| Records provided |
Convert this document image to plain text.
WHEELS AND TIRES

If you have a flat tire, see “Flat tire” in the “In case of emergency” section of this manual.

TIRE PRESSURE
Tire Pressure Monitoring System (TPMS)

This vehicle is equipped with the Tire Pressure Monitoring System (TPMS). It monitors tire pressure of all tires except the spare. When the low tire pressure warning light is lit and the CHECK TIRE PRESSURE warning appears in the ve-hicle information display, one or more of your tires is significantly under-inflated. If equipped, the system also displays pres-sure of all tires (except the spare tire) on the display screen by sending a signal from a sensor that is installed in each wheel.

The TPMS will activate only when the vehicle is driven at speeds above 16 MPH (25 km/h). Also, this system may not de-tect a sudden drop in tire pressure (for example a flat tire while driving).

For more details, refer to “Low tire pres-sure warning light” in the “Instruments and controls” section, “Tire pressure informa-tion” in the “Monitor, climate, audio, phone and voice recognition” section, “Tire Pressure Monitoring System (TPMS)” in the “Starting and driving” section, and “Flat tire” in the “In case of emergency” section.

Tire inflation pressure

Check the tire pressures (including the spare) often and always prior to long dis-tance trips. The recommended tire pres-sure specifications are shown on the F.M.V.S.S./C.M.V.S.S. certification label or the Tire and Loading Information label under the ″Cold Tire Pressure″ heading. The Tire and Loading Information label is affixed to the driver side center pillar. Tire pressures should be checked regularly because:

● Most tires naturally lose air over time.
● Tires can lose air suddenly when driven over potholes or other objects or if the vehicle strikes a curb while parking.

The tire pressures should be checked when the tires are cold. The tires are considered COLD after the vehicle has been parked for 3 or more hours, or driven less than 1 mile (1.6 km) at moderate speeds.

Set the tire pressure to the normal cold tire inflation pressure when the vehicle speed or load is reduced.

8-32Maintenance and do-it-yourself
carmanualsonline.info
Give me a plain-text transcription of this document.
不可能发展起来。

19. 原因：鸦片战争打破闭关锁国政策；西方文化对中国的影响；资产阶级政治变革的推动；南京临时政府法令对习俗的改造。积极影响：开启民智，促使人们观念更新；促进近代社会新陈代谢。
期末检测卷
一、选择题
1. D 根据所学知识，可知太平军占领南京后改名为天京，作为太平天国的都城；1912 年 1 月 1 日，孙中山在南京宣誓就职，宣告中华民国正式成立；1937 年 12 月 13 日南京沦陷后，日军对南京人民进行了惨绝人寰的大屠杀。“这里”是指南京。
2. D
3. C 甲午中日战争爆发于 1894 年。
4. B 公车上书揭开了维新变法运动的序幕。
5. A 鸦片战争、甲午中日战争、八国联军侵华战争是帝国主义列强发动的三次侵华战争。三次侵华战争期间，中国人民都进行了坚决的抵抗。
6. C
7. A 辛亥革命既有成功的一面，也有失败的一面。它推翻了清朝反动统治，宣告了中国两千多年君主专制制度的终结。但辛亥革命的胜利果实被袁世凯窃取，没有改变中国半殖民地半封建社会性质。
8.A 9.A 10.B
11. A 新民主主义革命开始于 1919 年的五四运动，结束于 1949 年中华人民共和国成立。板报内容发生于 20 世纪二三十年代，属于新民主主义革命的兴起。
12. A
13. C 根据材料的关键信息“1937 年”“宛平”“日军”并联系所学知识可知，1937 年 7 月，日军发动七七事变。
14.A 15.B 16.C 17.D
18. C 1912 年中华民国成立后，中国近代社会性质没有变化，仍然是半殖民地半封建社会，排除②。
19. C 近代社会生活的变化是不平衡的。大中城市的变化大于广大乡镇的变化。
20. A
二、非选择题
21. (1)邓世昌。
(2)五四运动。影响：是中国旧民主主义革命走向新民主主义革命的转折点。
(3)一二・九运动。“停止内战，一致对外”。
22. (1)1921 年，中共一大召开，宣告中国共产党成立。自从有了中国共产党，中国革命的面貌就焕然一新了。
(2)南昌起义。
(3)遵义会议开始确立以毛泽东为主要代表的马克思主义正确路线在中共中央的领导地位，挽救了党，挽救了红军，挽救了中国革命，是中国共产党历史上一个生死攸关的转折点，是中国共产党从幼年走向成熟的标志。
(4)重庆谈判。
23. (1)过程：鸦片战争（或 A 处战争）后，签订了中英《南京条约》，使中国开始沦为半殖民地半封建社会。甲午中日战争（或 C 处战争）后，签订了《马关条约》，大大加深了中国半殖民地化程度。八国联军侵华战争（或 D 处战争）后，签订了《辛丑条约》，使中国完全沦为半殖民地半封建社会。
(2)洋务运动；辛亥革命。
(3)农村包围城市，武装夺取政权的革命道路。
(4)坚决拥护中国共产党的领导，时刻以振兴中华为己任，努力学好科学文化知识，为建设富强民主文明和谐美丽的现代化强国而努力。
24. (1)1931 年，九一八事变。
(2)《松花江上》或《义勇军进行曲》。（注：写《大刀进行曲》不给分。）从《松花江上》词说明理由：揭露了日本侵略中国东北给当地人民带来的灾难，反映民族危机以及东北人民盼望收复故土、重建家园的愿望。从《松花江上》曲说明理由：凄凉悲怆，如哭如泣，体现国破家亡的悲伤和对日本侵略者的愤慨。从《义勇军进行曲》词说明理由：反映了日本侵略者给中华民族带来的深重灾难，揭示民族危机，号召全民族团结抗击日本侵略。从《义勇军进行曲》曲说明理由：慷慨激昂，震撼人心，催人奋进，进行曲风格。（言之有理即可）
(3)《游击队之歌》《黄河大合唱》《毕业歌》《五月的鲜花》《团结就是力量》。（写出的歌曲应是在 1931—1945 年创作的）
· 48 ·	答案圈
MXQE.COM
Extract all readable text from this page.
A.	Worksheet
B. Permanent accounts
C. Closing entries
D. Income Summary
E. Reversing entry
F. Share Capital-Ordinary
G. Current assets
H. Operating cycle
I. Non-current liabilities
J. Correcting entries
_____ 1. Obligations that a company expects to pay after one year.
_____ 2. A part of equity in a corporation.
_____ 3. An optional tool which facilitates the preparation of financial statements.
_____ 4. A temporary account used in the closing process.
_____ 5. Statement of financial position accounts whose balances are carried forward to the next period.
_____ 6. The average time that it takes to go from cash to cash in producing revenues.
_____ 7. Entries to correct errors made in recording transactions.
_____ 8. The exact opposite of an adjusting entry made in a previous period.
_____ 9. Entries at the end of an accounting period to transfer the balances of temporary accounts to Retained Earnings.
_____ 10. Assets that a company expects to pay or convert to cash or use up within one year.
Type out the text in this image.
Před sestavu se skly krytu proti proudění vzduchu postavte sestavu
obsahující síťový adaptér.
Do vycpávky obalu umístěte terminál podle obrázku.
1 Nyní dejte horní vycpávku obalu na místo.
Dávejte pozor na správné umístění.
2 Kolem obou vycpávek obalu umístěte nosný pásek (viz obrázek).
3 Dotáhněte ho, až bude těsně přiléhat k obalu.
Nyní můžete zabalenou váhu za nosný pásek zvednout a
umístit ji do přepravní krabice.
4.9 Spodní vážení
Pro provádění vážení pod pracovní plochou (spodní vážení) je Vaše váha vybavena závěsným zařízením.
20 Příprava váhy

| Instruction |
Nothing in the listing may be changed; retype it all exactly.

| Completed exercise |
Convert this document image to plain text.
WHEELS AND TIRES

If you have a flat tire, see “Flat tire” in the “In case of emergency” section of this manual.

TIRE PRESSURE
Tire Pressure Monitoring System (TPMS)

This vehicle is equipped with the Tire Pressure Monitoring System (TPMS). It monitors tire pressure of all tires except the spare. When the low tire pressure warning light is lit and the CHECK TIRE PRESSURE warning appears in the ve-hicle information display, one or more of your tires is significantly under-inflated. If equipped, the system also displays pres-sure of all tires (except the spare tire) on the display screen by sending a signal from a sensor that is installed in each wheel.

The TPMS will activate only when the vehicle is driven at speeds above 16 MPH (25 km/h). Also, this system may not de-tect a sudden drop in tire pressure (for example a flat tire while driving).

For more details, refer to “Low tire pres-sure warning light” in the “Instruments and controls” section, “Tire pressure informa-tion” in the “Monitor, climate, audio, phone and voice recognition” section, “Tire Pressure Monitoring System (TPMS)” in the “Starting and driving” section, and “Flat tire” in the “In case of emergency” section.

Tire inflation pressure

Check the tire pressures (including the spare) often and always prior to long dis-tance trips. The recommended tire pres-sure specifications are shown on the F.M.V.S.S./C.M.V.S.S. certification label or the Tire and Loading Information label under the ″Cold Tire Pressure″ heading. The Tire and Loading Information label is affixed to the driver side center pillar. Tire pressures should be checked regularly because:

● Most tires naturally lose air over time.
● Tires can lose air suddenly when driven over potholes or other objects or if the vehicle strikes a curb while parking.

The tire pressures should be checked when the tires are cold. The tires are considered COLD after the vehicle has been parked for 3 or more hours, or driven less than 1 mile (1.6 km) at moderate speeds.

Set the tire pressure to the normal cold tire inflation pressure when the vehicle speed or load is reduced.

8-32Maintenance and do-it-yourself
carmanualsonline.info
Give me a plain-text transcription of this document.
不可能发展起来。

19. 原因：鸦片战争打破闭关锁国政策；西方文化对中国的影响；资产阶级政治变革的推动；南京临时政府法令对习俗的改造。积极影响：开启民智，促使人们观念更新；促进近代社会新陈代谢。
期末检测卷
一、选择题
1. D 根据所学知识，可知太平军占领南京后改名为天京，作为太平天国的都城；1912 年 1 月 1 日，孙中山在南京宣誓就职，宣告中华民国正式成立；1937 年 12 月 13 日南京沦陷后，日军对南京人民进行了惨绝人寰的大屠杀。“这里”是指南京。
2. D
3. C 甲午中日战争爆发于 1894 年。
4. B 公车上书揭开了维新变法运动的序幕。
5. A 鸦片战争、甲午中日战争、八国联军侵华战争是帝国主义列强发动的三次侵华战争。三次侵华战争期间，中国人民都进行了坚决的抵抗。
6. C
7. A 辛亥革命既有成功的一面，也有失败的一面。它推翻了清朝反动统治，宣告了中国两千多年君主专制制度的终结。但辛亥革命的胜利果实被袁世凯窃取，没有改变中国半殖民地半封建社会性质。
8.A 9.A 10.B
11. A 新民主主义革命开始于 1919 年的五四运动，结束于 1949 年中华人民共和国成立。板报内容发生于 20 世纪二三十年代，属于新民主主义革命的兴起。
12. A
13. C 根据材料的关键信息“1937 年”“宛平”“日军”并联系所学知识可知，1937 年 7 月，日军发动七七事变。
14.A 15.B 16.C 17.D
18. C 1912 年中华民国成立后，中国近代社会性质没有变化，仍然是半殖民地半封建社会，排除②。
19. C 近代社会生活的变化是不平衡的。大中城市的变化大于广大乡镇的变化。
20. A
二、非选择题
21. (1)邓世昌。
(2)五四运动。影响：是中国旧民主主义革命走向新民主主义革命的转折点。
(3)一二・九运动。“停止内战，一致对外”。
22. (1)1921 年，中共一大召开，宣告中国共产党成立。自从有了中国共产党，中国革命的面貌就焕然一新了。
(2)南昌起义。
(3)遵义会议开始确立以毛泽东为主要代表的马克思主义正确路线在中共中央的领导地位，挽救了党，挽救了红军，挽救了中国革命，是中国共产党历史上一个生死攸关的转折点，是中国共产党从幼年走向成熟的标志。
(4)重庆谈判。
23. (1)过程：鸦片战争（或 A 处战争）后，签订了中英《南京条约》，使中国开始沦为半殖民地半封建社会。甲午中日战争（或 C 处战争）后，签订了《马关条约》，大大加深了中国半殖民地化程度。八国联军侵华战争（或 D 处战争）后，签订了《辛丑条约》，使中国完全沦为半殖民地半封建社会。
(2)洋务运动；辛亥革命。
(3)农村包围城市，武装夺取政权的革命道路。
(4)坚决拥护中国共产党的领导，时刻以振兴中华为己任，努力学好科学文化知识，为建设富强民主文明和谐美丽的现代化强国而努力。
24. (1)1931 年，九一八事变。
(2)《松花江上》或《义勇军进行曲》。（注：写《大刀进行曲》不给分。）从《松花江上》词说明理由：揭露了日本侵略中国东北给当地人民带来的灾难，反映民族危机以及东北人民盼望收复故土、重建家园的愿望。从《松花江上》曲说明理由：凄凉悲怆，如哭如泣，体现国破家亡的悲伤和对日本侵略者的愤慨。从《义勇军进行曲》词说明理由：反映了日本侵略者给中华民族带来的深重灾难，揭示民族危机，号召全民族团结抗击日本侵略。从《义勇军进行曲》曲说明理由：慷慨激昂，震撼人心，催人奋进，进行曲风格。（言之有理即可）
(3)《游击队之歌》《黄河大合唱》《毕业歌》《五月的鲜花》《团结就是力量》。（写出的歌曲应是在 1931—1945 年创作的）
· 48 ·	答案圈
MXQE.COM
Extract all readable text from this page.
A.	Worksheet
B. Permanent accounts
C. Closing entries
D. Income Summary
E. Reversing entry
F. Share Capital-Ordinary
G. Current assets
H. Operating cycle
I. Non-current liabilities
J. Correcting entries
_____ 1. Obligations that a company expects to pay after one year.
_____ 2. A part of equity in a corporation.
_____ 3. An optional tool which facilitates the preparation of financial statements.
_____ 4. A temporary account used in the closing process.
_____ 5. Statement of financial position accounts whose balances are carried forward to the next period.
_____ 6. The average time that it takes to go from cash to cash in producing revenues.
_____ 7. Entries to correct errors made in recording transactions.
_____ 8. The exact opposite of an adjusting entry made in a previous period.
_____ 9. Entries at the end of an accounting period to transfer the balances of temporary accounts to Retained Earnings.
_____ 10. Assets that a company expects to pay or convert to cash or use up within one year.
Type out the text in this image.
Před sestavu se skly krytu proti proudění vzduchu postavte sestavu
obsahující síťový adaptér.
Do vycpávky obalu umístěte terminál podle obrázku.
1 Nyní dejte horní vycpávku obalu na místo.
Dávejte pozor na správné umístění.
2 Kolem obou vycpávek obalu umístěte nosný pásek (viz obrázek).
3 Dotáhněte ho, až bude těsně přiléhat k obalu.
Nyní můžete zabalenou váhu za nosný pásek zvednout a
umístit ji do přepravní krabice.
4.9 Spodní vážení
Pro provádění vážení pod pracovní plochou (spodní vážení) je Vaše váha vybavena závěsným zařízením.
20 Příprava váhy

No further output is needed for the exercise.